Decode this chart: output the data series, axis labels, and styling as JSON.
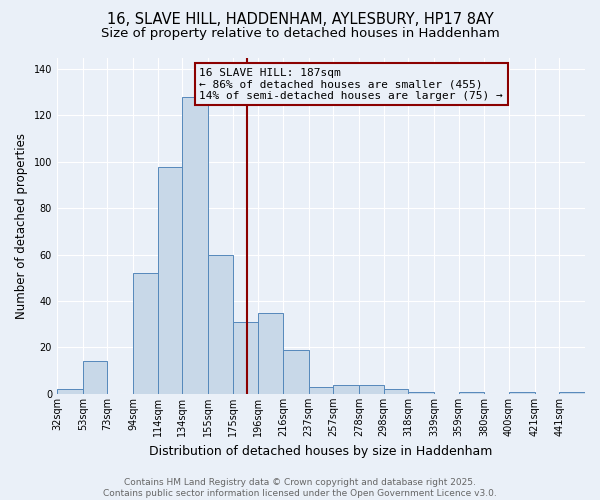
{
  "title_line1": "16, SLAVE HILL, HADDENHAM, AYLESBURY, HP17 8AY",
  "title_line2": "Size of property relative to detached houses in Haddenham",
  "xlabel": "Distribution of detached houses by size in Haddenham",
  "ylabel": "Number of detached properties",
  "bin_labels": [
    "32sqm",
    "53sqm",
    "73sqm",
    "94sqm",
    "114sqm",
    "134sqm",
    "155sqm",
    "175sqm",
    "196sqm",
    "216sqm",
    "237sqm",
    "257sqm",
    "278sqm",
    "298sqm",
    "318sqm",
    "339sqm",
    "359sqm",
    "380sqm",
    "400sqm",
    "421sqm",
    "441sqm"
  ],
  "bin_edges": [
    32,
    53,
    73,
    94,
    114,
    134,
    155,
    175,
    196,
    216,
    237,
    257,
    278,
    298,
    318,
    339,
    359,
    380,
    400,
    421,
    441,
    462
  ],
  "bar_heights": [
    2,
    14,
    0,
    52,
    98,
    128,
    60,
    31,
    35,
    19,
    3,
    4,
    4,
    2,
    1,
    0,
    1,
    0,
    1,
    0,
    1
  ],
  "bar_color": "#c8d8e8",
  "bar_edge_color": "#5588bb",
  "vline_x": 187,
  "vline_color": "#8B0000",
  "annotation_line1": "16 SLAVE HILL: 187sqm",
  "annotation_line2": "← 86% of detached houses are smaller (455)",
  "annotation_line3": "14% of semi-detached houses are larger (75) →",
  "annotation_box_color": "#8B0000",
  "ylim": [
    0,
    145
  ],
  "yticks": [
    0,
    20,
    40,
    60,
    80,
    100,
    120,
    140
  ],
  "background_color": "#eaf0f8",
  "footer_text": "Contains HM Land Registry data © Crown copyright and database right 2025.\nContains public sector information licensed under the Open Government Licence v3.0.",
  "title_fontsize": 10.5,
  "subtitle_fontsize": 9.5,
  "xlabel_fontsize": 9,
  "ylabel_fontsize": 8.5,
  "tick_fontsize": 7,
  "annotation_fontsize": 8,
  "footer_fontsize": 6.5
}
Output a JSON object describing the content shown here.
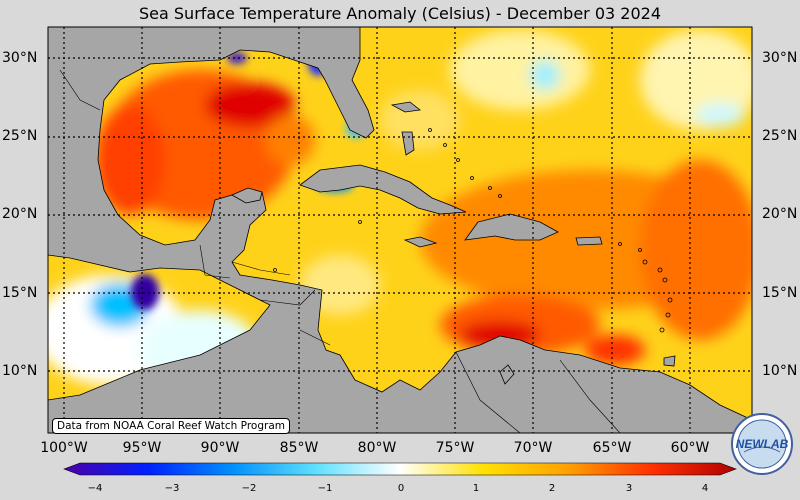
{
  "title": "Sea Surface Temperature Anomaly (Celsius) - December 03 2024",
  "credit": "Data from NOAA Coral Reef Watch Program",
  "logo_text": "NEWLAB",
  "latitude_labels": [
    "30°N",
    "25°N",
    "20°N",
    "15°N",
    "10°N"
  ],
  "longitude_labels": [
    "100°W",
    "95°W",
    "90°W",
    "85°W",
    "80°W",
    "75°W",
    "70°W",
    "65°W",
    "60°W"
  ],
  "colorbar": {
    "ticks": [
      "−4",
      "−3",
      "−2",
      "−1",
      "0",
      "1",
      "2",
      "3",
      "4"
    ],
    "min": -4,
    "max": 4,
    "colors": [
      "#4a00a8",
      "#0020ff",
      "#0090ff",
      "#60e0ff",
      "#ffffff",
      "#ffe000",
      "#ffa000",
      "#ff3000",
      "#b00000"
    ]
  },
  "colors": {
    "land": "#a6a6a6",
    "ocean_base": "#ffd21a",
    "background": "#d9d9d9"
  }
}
───
• Requirement:
Output the records above exactly as they are, leaving out the pictures.

• Solution below:
Decode this chart: output the data series, axis labels, and styling as JSON.
{
  "title_line1": "16, SLAVE HILL, HADDENHAM, AYLESBURY, HP17 8AY",
  "title_line2": "Size of property relative to detached houses in Haddenham",
  "xlabel": "Distribution of detached houses by size in Haddenham",
  "ylabel": "Number of detached properties",
  "bin_labels": [
    "32sqm",
    "53sqm",
    "73sqm",
    "94sqm",
    "114sqm",
    "134sqm",
    "155sqm",
    "175sqm",
    "196sqm",
    "216sqm",
    "237sqm",
    "257sqm",
    "278sqm",
    "298sqm",
    "318sqm",
    "339sqm",
    "359sqm",
    "380sqm",
    "400sqm",
    "421sqm",
    "441sqm"
  ],
  "bin_edges": [
    32,
    53,
    73,
    94,
    114,
    134,
    155,
    175,
    196,
    216,
    237,
    257,
    278,
    298,
    318,
    339,
    359,
    380,
    400,
    421,
    441,
    462
  ],
  "bar_heights": [
    2,
    14,
    0,
    52,
    98,
    128,
    60,
    31,
    35,
    19,
    3,
    4,
    4,
    2,
    1,
    0,
    1,
    0,
    1,
    0,
    1
  ],
  "bar_color": "#c8d8e8",
  "bar_edge_color": "#5588bb",
  "vline_x": 187,
  "vline_color": "#8B0000",
  "annotation_line1": "16 SLAVE HILL: 187sqm",
  "annotation_line2": "← 86% of detached houses are smaller (455)",
  "annotation_line3": "14% of semi-detached houses are larger (75) →",
  "annotation_box_color": "#8B0000",
  "ylim": [
    0,
    145
  ],
  "yticks": [
    0,
    20,
    40,
    60,
    80,
    100,
    120,
    140
  ],
  "background_color": "#eaf0f8",
  "footer_text": "Contains HM Land Registry data © Crown copyright and database right 2025.\nContains public sector information licensed under the Open Government Licence v3.0.",
  "title_fontsize": 10.5,
  "subtitle_fontsize": 9.5,
  "xlabel_fontsize": 9,
  "ylabel_fontsize": 8.5,
  "tick_fontsize": 7,
  "annotation_fontsize": 8,
  "footer_fontsize": 6.5
}
Output a JSON object describing the content shown here.
{
  "title": "Sea Surface Temperature Anomaly (Celsius) - December 03 2024",
  "credit": "Data from NOAA Coral Reef Watch Program",
  "logo_text": "NEWLAB",
  "latitude_labels": [
    "30°N",
    "25°N",
    "20°N",
    "15°N",
    "10°N"
  ],
  "longitude_labels": [
    "100°W",
    "95°W",
    "90°W",
    "85°W",
    "80°W",
    "75°W",
    "70°W",
    "65°W",
    "60°W"
  ],
  "colorbar": {
    "ticks": [
      "−4",
      "−3",
      "−2",
      "−1",
      "0",
      "1",
      "2",
      "3",
      "4"
    ],
    "min": -4,
    "max": 4,
    "colors": [
      "#4a00a8",
      "#0020ff",
      "#0090ff",
      "#60e0ff",
      "#ffffff",
      "#ffe000",
      "#ffa000",
      "#ff3000",
      "#b00000"
    ]
  },
  "colors": {
    "land": "#a6a6a6",
    "ocean_base": "#ffd21a",
    "background": "#d9d9d9"
  }
}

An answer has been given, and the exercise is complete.